YOUR GOAL: Print the data exactly, leaving nothing out.

(Data entries for graphics)
((
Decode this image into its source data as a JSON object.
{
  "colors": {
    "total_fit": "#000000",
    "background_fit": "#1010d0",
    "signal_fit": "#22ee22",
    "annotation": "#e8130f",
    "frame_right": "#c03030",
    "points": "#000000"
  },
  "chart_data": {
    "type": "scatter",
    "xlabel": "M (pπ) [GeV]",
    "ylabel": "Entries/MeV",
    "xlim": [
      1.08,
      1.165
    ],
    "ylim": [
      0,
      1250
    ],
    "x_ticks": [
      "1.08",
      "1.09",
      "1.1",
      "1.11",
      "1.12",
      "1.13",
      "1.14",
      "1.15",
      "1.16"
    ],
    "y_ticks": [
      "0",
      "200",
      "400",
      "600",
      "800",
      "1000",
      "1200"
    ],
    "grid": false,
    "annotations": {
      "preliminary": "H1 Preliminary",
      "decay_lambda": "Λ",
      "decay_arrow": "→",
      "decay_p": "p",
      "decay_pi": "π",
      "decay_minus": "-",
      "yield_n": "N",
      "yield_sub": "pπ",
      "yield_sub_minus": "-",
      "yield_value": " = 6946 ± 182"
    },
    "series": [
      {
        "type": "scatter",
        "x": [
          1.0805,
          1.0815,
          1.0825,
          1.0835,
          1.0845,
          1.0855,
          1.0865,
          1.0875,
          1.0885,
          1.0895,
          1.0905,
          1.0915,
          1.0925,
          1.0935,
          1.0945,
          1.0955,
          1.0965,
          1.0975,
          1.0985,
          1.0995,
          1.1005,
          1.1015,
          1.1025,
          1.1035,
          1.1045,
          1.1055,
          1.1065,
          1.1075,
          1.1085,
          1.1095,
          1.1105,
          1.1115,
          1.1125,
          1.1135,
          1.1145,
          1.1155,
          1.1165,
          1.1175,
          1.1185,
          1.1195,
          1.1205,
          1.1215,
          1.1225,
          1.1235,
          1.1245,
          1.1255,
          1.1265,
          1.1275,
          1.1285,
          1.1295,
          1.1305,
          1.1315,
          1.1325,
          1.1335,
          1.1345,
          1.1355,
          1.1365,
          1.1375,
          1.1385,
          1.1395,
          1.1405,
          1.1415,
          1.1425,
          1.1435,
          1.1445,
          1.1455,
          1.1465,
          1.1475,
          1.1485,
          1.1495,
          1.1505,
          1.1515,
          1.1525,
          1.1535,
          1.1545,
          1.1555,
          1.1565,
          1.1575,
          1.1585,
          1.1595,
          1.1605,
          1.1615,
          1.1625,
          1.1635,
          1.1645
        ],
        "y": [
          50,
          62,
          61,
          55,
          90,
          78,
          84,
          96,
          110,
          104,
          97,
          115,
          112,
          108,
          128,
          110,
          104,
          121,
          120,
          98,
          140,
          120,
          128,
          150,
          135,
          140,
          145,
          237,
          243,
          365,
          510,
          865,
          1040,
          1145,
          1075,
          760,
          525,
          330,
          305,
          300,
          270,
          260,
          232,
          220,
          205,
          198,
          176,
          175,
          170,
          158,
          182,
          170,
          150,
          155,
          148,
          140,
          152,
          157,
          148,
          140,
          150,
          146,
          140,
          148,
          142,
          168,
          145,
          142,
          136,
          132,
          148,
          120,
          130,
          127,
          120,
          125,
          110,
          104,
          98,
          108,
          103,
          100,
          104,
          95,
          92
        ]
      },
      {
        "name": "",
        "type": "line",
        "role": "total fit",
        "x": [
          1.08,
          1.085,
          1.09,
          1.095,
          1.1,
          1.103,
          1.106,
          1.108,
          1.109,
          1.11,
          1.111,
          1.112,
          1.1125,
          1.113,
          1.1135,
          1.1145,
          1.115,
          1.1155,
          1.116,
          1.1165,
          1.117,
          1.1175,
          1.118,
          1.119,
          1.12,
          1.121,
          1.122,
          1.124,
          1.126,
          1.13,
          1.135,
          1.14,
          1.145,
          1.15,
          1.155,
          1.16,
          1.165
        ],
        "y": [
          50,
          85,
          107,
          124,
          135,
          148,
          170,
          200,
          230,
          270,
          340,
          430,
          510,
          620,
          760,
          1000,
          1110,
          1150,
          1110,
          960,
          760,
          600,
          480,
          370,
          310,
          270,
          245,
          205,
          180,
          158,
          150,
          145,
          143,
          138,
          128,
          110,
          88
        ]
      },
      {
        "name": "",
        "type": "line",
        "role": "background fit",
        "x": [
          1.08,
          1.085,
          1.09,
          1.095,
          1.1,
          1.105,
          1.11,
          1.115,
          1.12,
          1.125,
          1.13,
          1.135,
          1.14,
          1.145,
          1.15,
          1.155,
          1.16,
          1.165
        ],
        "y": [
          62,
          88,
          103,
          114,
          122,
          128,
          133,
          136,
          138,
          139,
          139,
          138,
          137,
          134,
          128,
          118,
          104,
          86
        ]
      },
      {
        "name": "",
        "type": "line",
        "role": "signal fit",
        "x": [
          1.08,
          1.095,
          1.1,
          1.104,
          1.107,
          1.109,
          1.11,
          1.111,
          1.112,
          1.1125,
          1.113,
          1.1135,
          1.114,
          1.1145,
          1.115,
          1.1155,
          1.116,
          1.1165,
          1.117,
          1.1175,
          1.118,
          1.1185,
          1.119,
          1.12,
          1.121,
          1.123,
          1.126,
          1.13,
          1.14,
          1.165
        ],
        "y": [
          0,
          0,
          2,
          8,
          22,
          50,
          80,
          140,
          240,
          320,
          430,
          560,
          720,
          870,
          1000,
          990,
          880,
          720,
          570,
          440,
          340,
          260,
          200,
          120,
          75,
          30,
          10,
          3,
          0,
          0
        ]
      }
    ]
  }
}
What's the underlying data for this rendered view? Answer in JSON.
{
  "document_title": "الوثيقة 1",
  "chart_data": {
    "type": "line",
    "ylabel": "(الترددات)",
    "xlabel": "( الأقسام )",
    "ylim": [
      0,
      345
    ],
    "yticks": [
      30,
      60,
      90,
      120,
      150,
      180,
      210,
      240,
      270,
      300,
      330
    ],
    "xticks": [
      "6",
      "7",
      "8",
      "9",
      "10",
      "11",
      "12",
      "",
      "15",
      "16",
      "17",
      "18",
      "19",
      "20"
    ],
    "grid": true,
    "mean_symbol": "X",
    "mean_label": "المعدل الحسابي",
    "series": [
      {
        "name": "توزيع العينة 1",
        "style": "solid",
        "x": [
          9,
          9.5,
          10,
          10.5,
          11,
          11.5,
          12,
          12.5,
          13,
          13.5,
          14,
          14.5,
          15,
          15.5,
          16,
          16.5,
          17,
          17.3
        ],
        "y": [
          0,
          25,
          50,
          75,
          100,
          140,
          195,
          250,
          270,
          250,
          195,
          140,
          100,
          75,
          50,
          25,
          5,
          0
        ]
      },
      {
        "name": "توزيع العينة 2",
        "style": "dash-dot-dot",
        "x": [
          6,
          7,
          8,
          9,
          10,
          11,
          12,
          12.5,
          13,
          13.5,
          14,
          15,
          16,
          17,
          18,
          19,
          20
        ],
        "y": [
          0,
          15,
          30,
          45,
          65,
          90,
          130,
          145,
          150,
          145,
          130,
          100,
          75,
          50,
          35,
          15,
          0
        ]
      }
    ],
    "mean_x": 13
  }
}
))
THE RESULT:
Decode this image into its source data as a JSON object.
{
  "colors": {
    "total_fit": "#000000",
    "background_fit": "#1010d0",
    "signal_fit": "#22ee22",
    "annotation": "#e8130f",
    "frame_right": "#c03030",
    "points": "#000000"
  },
  "chart_data": {
    "type": "scatter",
    "xlabel": "M (pπ) [GeV]",
    "ylabel": "Entries/MeV",
    "xlim": [
      1.08,
      1.165
    ],
    "ylim": [
      0,
      1250
    ],
    "x_ticks": [
      "1.08",
      "1.09",
      "1.1",
      "1.11",
      "1.12",
      "1.13",
      "1.14",
      "1.15",
      "1.16"
    ],
    "y_ticks": [
      "0",
      "200",
      "400",
      "600",
      "800",
      "1000",
      "1200"
    ],
    "grid": false,
    "annotations": {
      "preliminary": "H1 Preliminary",
      "decay_lambda": "Λ",
      "decay_arrow": "→",
      "decay_p": "p",
      "decay_pi": "π",
      "decay_minus": "-",
      "yield_n": "N",
      "yield_sub": "pπ",
      "yield_sub_minus": "-",
      "yield_value": " = 6946 ± 182"
    },
    "series": [
      {
        "type": "scatter",
        "x": [
          1.0805,
          1.0815,
          1.0825,
          1.0835,
          1.0845,
          1.0855,
          1.0865,
          1.0875,
          1.0885,
          1.0895,
          1.0905,
          1.0915,
          1.0925,
          1.0935,
          1.0945,
          1.0955,
          1.0965,
          1.0975,
          1.0985,
          1.0995,
          1.1005,
          1.1015,
          1.1025,
          1.1035,
          1.1045,
          1.1055,
          1.1065,
          1.1075,
          1.1085,
          1.1095,
          1.1105,
          1.1115,
          1.1125,
          1.1135,
          1.1145,
          1.1155,
          1.1165,
          1.1175,
          1.1185,
          1.1195,
          1.1205,
          1.1215,
          1.1225,
          1.1235,
          1.1245,
          1.1255,
          1.1265,
          1.1275,
          1.1285,
          1.1295,
          1.1305,
          1.1315,
          1.1325,
          1.1335,
          1.1345,
          1.1355,
          1.1365,
          1.1375,
          1.1385,
          1.1395,
          1.1405,
          1.1415,
          1.1425,
          1.1435,
          1.1445,
          1.1455,
          1.1465,
          1.1475,
          1.1485,
          1.1495,
          1.1505,
          1.1515,
          1.1525,
          1.1535,
          1.1545,
          1.1555,
          1.1565,
          1.1575,
          1.1585,
          1.1595,
          1.1605,
          1.1615,
          1.1625,
          1.1635,
          1.1645
        ],
        "y": [
          50,
          62,
          61,
          55,
          90,
          78,
          84,
          96,
          110,
          104,
          97,
          115,
          112,
          108,
          128,
          110,
          104,
          121,
          120,
          98,
          140,
          120,
          128,
          150,
          135,
          140,
          145,
          237,
          243,
          365,
          510,
          865,
          1040,
          1145,
          1075,
          760,
          525,
          330,
          305,
          300,
          270,
          260,
          232,
          220,
          205,
          198,
          176,
          175,
          170,
          158,
          182,
          170,
          150,
          155,
          148,
          140,
          152,
          157,
          148,
          140,
          150,
          146,
          140,
          148,
          142,
          168,
          145,
          142,
          136,
          132,
          148,
          120,
          130,
          127,
          120,
          125,
          110,
          104,
          98,
          108,
          103,
          100,
          104,
          95,
          92
        ]
      },
      {
        "name": "",
        "type": "line",
        "role": "total fit",
        "x": [
          1.08,
          1.085,
          1.09,
          1.095,
          1.1,
          1.103,
          1.106,
          1.108,
          1.109,
          1.11,
          1.111,
          1.112,
          1.1125,
          1.113,
          1.1135,
          1.1145,
          1.115,
          1.1155,
          1.116,
          1.1165,
          1.117,
          1.1175,
          1.118,
          1.119,
          1.12,
          1.121,
          1.122,
          1.124,
          1.126,
          1.13,
          1.135,
          1.14,
          1.145,
          1.15,
          1.155,
          1.16,
          1.165
        ],
        "y": [
          50,
          85,
          107,
          124,
          135,
          148,
          170,
          200,
          230,
          270,
          340,
          430,
          510,
          620,
          760,
          1000,
          1110,
          1150,
          1110,
          960,
          760,
          600,
          480,
          370,
          310,
          270,
          245,
          205,
          180,
          158,
          150,
          145,
          143,
          138,
          128,
          110,
          88
        ]
      },
      {
        "name": "",
        "type": "line",
        "role": "background fit",
        "x": [
          1.08,
          1.085,
          1.09,
          1.095,
          1.1,
          1.105,
          1.11,
          1.115,
          1.12,
          1.125,
          1.13,
          1.135,
          1.14,
          1.145,
          1.15,
          1.155,
          1.16,
          1.165
        ],
        "y": [
          62,
          88,
          103,
          114,
          122,
          128,
          133,
          136,
          138,
          139,
          139,
          138,
          137,
          134,
          128,
          118,
          104,
          86
        ]
      },
      {
        "name": "",
        "type": "line",
        "role": "signal fit",
        "x": [
          1.08,
          1.095,
          1.1,
          1.104,
          1.107,
          1.109,
          1.11,
          1.111,
          1.112,
          1.1125,
          1.113,
          1.1135,
          1.114,
          1.1145,
          1.115,
          1.1155,
          1.116,
          1.1165,
          1.117,
          1.1175,
          1.118,
          1.1185,
          1.119,
          1.12,
          1.121,
          1.123,
          1.126,
          1.13,
          1.14,
          1.165
        ],
        "y": [
          0,
          0,
          2,
          8,
          22,
          50,
          80,
          140,
          240,
          320,
          430,
          560,
          720,
          870,
          1000,
          990,
          880,
          720,
          570,
          440,
          340,
          260,
          200,
          120,
          75,
          30,
          10,
          3,
          0,
          0
        ]
      }
    ]
  }
}
What's the underlying data for this rendered view? Answer in JSON.
{
  "document_title": "الوثيقة 1",
  "chart_data": {
    "type": "line",
    "ylabel": "(الترددات)",
    "xlabel": "( الأقسام )",
    "ylim": [
      0,
      345
    ],
    "yticks": [
      30,
      60,
      90,
      120,
      150,
      180,
      210,
      240,
      270,
      300,
      330
    ],
    "xticks": [
      "6",
      "7",
      "8",
      "9",
      "10",
      "11",
      "12",
      "",
      "15",
      "16",
      "17",
      "18",
      "19",
      "20"
    ],
    "grid": true,
    "mean_symbol": "X",
    "mean_label": "المعدل الحسابي",
    "series": [
      {
        "name": "توزيع العينة 1",
        "style": "solid",
        "x": [
          9,
          9.5,
          10,
          10.5,
          11,
          11.5,
          12,
          12.5,
          13,
          13.5,
          14,
          14.5,
          15,
          15.5,
          16,
          16.5,
          17,
          17.3
        ],
        "y": [
          0,
          25,
          50,
          75,
          100,
          140,
          195,
          250,
          270,
          250,
          195,
          140,
          100,
          75,
          50,
          25,
          5,
          0
        ]
      },
      {
        "name": "توزيع العينة 2",
        "style": "dash-dot-dot",
        "x": [
          6,
          7,
          8,
          9,
          10,
          11,
          12,
          12.5,
          13,
          13.5,
          14,
          15,
          16,
          17,
          18,
          19,
          20
        ],
        "y": [
          0,
          15,
          30,
          45,
          65,
          90,
          130,
          145,
          150,
          145,
          130,
          100,
          75,
          50,
          35,
          15,
          0
        ]
      }
    ],
    "mean_x": 13
  }
}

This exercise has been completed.